### Written exercise
Pick out every line in the data below that holds "Liquid".

[A run of records]
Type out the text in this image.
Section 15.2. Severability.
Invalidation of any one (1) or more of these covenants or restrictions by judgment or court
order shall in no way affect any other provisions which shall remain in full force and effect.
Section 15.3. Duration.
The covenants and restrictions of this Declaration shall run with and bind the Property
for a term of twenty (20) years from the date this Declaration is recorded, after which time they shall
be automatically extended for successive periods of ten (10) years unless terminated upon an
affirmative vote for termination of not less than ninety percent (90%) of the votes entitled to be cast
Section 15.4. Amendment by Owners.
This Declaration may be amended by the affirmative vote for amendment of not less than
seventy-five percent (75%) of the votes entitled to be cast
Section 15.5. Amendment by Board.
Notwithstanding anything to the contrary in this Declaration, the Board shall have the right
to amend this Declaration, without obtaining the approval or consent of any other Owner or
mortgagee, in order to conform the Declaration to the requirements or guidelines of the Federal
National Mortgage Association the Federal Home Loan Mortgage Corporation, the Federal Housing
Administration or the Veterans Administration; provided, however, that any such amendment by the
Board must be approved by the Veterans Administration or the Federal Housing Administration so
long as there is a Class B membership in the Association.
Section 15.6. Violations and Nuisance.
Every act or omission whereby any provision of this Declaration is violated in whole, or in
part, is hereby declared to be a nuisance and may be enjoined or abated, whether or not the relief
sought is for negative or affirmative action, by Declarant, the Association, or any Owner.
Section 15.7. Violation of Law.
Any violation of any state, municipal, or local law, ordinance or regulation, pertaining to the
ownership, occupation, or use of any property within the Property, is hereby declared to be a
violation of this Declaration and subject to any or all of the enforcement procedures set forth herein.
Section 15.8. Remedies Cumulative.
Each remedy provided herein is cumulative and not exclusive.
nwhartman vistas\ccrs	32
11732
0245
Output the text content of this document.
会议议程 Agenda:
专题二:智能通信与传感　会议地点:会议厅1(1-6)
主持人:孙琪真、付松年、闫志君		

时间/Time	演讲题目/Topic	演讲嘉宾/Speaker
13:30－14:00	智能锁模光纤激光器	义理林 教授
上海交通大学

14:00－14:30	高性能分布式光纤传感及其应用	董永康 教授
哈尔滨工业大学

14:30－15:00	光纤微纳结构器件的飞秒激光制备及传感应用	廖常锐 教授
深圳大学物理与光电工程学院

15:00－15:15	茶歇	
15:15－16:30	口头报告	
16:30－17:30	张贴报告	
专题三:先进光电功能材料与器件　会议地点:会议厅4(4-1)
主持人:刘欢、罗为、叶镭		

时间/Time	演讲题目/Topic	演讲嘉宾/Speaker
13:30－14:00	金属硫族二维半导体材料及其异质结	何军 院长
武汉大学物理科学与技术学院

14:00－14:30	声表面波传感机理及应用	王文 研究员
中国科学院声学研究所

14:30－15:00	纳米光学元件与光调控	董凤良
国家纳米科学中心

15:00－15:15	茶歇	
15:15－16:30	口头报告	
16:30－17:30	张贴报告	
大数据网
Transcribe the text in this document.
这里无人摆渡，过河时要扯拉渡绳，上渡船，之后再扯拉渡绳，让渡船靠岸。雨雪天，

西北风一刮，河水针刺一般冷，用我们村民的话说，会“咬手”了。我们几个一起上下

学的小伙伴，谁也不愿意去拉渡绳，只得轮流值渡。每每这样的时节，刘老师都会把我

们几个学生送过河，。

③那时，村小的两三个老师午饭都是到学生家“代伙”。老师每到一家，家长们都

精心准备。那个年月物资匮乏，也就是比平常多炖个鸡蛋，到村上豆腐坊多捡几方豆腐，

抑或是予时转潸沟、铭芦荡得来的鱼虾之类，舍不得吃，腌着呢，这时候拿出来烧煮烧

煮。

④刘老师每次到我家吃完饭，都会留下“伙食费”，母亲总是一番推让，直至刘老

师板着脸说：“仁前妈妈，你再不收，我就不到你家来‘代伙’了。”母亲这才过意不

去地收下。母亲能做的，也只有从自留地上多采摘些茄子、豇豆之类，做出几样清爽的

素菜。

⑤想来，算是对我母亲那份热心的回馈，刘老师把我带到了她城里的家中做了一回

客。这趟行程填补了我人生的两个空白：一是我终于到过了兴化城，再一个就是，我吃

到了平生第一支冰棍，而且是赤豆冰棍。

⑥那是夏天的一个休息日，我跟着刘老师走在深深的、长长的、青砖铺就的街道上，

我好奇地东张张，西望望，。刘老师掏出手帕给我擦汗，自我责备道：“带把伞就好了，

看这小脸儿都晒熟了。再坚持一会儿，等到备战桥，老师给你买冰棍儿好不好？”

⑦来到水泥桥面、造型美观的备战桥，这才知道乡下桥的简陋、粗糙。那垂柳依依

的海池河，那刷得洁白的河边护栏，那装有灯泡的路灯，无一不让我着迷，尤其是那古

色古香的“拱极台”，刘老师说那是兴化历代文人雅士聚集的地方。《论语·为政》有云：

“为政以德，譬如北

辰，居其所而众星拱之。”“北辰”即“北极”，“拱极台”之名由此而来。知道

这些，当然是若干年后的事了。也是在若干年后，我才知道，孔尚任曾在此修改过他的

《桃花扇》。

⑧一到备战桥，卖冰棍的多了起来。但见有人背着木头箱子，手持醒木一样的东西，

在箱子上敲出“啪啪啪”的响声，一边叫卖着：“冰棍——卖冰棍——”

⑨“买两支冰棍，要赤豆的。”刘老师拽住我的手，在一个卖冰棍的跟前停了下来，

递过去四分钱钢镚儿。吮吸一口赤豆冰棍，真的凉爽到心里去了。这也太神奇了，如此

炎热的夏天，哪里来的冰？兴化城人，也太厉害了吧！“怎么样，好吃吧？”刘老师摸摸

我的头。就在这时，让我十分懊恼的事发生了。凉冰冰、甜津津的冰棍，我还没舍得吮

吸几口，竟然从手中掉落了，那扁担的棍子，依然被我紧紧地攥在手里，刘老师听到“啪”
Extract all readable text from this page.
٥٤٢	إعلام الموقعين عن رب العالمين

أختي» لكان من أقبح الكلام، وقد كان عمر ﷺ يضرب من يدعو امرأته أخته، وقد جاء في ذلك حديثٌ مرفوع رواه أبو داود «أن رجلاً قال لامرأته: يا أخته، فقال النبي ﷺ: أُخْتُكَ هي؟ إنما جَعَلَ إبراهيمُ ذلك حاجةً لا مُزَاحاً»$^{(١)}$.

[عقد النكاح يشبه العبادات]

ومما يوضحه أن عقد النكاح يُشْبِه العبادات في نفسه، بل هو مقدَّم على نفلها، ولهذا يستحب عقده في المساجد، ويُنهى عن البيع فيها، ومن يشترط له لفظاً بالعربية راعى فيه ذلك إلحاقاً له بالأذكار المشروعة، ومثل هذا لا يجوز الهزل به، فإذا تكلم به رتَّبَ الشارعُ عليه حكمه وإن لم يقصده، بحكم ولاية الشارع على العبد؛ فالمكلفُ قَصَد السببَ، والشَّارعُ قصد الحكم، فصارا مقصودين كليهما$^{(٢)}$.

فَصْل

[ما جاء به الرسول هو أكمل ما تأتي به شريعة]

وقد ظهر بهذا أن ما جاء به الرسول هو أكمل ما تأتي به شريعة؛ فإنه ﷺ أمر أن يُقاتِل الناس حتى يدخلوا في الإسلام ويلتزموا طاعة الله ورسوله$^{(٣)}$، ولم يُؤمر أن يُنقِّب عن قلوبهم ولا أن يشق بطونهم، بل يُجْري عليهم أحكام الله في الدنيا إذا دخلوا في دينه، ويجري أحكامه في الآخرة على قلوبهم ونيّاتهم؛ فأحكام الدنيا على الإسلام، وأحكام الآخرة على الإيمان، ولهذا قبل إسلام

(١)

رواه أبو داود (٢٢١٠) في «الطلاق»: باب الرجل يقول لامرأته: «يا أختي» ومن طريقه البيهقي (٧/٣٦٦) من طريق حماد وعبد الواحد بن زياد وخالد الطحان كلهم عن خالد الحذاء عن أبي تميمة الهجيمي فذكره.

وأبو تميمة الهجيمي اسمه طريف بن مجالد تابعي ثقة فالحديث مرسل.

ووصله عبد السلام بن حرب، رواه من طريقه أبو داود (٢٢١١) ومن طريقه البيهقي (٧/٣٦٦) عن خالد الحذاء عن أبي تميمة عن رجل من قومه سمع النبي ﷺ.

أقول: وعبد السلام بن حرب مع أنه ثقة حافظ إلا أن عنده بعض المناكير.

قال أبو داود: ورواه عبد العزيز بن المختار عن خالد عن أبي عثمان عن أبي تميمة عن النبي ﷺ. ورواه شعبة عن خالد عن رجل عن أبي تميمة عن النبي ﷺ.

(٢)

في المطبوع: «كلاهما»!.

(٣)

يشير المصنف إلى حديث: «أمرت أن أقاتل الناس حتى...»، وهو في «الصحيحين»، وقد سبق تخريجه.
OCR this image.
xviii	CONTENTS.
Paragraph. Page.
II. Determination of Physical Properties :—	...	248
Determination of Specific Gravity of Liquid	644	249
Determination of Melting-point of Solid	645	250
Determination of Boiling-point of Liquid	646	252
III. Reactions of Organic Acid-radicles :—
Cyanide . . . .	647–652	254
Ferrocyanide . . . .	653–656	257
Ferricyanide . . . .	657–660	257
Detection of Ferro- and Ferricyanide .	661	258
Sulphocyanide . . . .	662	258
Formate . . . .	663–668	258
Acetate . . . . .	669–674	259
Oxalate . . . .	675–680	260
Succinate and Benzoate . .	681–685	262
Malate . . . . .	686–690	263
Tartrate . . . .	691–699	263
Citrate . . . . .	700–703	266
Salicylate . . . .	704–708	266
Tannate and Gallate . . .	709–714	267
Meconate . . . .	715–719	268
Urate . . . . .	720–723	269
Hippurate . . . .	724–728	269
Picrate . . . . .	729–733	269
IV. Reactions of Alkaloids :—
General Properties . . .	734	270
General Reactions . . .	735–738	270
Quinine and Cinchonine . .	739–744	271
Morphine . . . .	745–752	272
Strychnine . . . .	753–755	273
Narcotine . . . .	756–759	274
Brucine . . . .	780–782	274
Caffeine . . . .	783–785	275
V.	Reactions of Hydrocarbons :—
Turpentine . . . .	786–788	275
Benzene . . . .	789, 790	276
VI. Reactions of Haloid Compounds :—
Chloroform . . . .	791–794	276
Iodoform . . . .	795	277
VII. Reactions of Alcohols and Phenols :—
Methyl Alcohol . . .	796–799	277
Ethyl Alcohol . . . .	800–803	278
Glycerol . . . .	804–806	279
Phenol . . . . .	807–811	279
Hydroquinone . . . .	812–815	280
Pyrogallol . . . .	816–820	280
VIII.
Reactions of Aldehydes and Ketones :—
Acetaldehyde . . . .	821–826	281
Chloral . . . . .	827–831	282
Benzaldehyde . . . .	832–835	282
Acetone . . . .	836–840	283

### Response to the exercise
Determination of Specific Gravity of Liquid	644	249
Determination of Boiling-point of Liquid	646	252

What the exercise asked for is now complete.